→ Collection entries
-------------------------
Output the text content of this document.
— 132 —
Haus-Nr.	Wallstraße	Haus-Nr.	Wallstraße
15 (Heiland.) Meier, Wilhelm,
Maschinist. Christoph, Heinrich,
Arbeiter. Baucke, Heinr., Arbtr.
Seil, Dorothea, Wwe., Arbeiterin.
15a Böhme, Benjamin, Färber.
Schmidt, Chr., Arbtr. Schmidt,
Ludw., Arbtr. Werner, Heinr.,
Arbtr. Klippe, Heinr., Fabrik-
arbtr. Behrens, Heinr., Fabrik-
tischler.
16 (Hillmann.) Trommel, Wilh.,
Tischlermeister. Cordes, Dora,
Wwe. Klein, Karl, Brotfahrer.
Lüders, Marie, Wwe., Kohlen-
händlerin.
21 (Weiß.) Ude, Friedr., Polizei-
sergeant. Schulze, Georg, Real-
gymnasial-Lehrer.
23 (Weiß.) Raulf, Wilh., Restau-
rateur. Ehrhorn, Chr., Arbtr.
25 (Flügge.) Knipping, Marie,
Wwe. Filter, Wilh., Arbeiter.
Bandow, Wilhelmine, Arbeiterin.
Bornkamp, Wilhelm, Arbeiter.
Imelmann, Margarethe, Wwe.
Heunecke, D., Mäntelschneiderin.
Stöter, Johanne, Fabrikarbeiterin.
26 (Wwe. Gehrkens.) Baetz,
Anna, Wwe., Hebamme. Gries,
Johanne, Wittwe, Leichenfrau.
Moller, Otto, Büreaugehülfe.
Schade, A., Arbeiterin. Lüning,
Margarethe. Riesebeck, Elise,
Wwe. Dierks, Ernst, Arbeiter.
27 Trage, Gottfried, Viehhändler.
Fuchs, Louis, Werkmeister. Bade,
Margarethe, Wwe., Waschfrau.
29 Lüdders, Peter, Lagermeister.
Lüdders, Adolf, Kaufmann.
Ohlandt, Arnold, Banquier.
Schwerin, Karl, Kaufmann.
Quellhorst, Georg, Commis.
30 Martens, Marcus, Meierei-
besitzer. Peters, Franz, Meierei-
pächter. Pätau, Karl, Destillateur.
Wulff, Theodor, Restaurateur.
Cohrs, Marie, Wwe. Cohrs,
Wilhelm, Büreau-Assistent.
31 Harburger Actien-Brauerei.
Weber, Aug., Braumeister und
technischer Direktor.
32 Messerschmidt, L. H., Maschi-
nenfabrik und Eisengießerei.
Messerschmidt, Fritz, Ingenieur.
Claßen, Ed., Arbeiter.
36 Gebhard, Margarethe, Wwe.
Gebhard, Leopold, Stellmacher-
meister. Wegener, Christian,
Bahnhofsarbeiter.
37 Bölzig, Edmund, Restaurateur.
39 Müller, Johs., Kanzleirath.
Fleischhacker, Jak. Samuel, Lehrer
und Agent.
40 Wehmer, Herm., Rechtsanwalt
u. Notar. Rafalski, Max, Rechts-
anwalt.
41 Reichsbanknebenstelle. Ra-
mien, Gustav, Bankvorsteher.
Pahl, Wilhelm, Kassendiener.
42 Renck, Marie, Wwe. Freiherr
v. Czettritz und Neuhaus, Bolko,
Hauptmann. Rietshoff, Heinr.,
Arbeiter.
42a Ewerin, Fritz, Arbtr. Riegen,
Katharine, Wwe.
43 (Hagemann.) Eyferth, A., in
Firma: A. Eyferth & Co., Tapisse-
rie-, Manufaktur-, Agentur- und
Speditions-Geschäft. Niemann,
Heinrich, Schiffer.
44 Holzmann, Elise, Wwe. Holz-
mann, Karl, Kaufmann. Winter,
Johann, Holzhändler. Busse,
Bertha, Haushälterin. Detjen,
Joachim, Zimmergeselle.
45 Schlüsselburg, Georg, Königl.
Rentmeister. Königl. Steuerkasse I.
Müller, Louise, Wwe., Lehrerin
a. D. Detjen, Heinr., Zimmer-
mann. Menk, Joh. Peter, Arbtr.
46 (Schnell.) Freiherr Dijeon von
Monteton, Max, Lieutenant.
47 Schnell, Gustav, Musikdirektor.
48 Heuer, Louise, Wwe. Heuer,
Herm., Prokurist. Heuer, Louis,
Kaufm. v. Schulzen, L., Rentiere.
-------------------------
→ Task details
Here, the records must be output exactly and in full.

→ Response for this exercise
Output the text content of this document.
— 132 —
Haus-Nr.	Wallstraße	Haus-Nr.	Wallstraße
15 (Heiland.) Meier, Wilhelm,
Maschinist. Christoph, Heinrich,
Arbeiter. Baucke, Heinr., Arbtr.
Seil, Dorothea, Wwe., Arbeiterin.
15a Böhme, Benjamin, Färber.
Schmidt, Chr., Arbtr. Schmidt,
Ludw., Arbtr. Werner, Heinr.,
Arbtr. Klippe, Heinr., Fabrik-
arbtr. Behrens, Heinr., Fabrik-
tischler.
16 (Hillmann.) Trommel, Wilh.,
Tischlermeister. Cordes, Dora,
Wwe. Klein, Karl, Brotfahrer.
Lüders, Marie, Wwe., Kohlen-
händlerin.
21 (Weiß.) Ude, Friedr., Polizei-
sergeant. Schulze, Georg, Real-
gymnasial-Lehrer.
23 (Weiß.) Raulf, Wilh., Restau-
rateur. Ehrhorn, Chr., Arbtr.
25 (Flügge.) Knipping, Marie,
Wwe. Filter, Wilh., Arbeiter.
Bandow, Wilhelmine, Arbeiterin.
Bornkamp, Wilhelm, Arbeiter.
Imelmann, Margarethe, Wwe.
Heunecke, D., Mäntelschneiderin.
Stöter, Johanne, Fabrikarbeiterin.
26 (Wwe. Gehrkens.) Baetz,
Anna, Wwe., Hebamme. Gries,
Johanne, Wittwe, Leichenfrau.
Moller, Otto, Büreaugehülfe.
Schade, A., Arbeiterin. Lüning,
Margarethe. Riesebeck, Elise,
Wwe. Dierks, Ernst, Arbeiter.
27 Trage, Gottfried, Viehhändler.
Fuchs, Louis, Werkmeister. Bade,
Margarethe, Wwe., Waschfrau.
29 Lüdders, Peter, Lagermeister.
Lüdders, Adolf, Kaufmann.
Ohlandt, Arnold, Banquier.
Schwerin, Karl, Kaufmann.
Quellhorst, Georg, Commis.
30 Martens, Marcus, Meierei-
besitzer. Peters, Franz, Meierei-
pächter. Pätau, Karl, Destillateur.
Wulff, Theodor, Restaurateur.
Cohrs, Marie, Wwe. Cohrs,
Wilhelm, Büreau-Assistent.
31 Harburger Actien-Brauerei.
Weber, Aug., Braumeister und
technischer Direktor.
32 Messerschmidt, L. H., Maschi-
nenfabrik und Eisengießerei.
Messerschmidt, Fritz, Ingenieur.
Claßen, Ed., Arbeiter.
36 Gebhard, Margarethe, Wwe.
Gebhard, Leopold, Stellmacher-
meister. Wegener, Christian,
Bahnhofsarbeiter.
37 Bölzig, Edmund, Restaurateur.
39 Müller, Johs., Kanzleirath.
Fleischhacker, Jak. Samuel, Lehrer
und Agent.
40 Wehmer, Herm., Rechtsanwalt
u. Notar. Rafalski, Max, Rechts-
anwalt.
41 Reichsbanknebenstelle. Ra-
mien, Gustav, Bankvorsteher.
Pahl, Wilhelm, Kassendiener.
42 Renck, Marie, Wwe. Freiherr
v. Czettritz und Neuhaus, Bolko,
Hauptmann. Rietshoff, Heinr.,
Arbeiter.
42a Ewerin, Fritz, Arbtr. Riegen,
Katharine, Wwe.
43 (Hagemann.) Eyferth, A., in
Firma: A. Eyferth & Co., Tapisse-
rie-, Manufaktur-, Agentur- und
Speditions-Geschäft. Niemann,
Heinrich, Schiffer.
44 Holzmann, Elise, Wwe. Holz-
mann, Karl, Kaufmann. Winter,
Johann, Holzhändler. Busse,
Bertha, Haushälterin. Detjen,
Joachim, Zimmergeselle.
45 Schlüsselburg, Georg, Königl.
Rentmeister. Königl. Steuerkasse I.
Müller, Louise, Wwe., Lehrerin
a. D. Detjen, Heinr., Zimmer-
mann. Menk, Joh. Peter, Arbtr.
46 (Schnell.) Freiherr Dijeon von
Monteton, Max, Lieutenant.
47 Schnell, Gustav, Musikdirektor.
48 Heuer, Louise, Wwe. Heuer,
Herm., Prokurist. Heuer, Louis,
Kaufm. v. Schulzen, L., Rentiere.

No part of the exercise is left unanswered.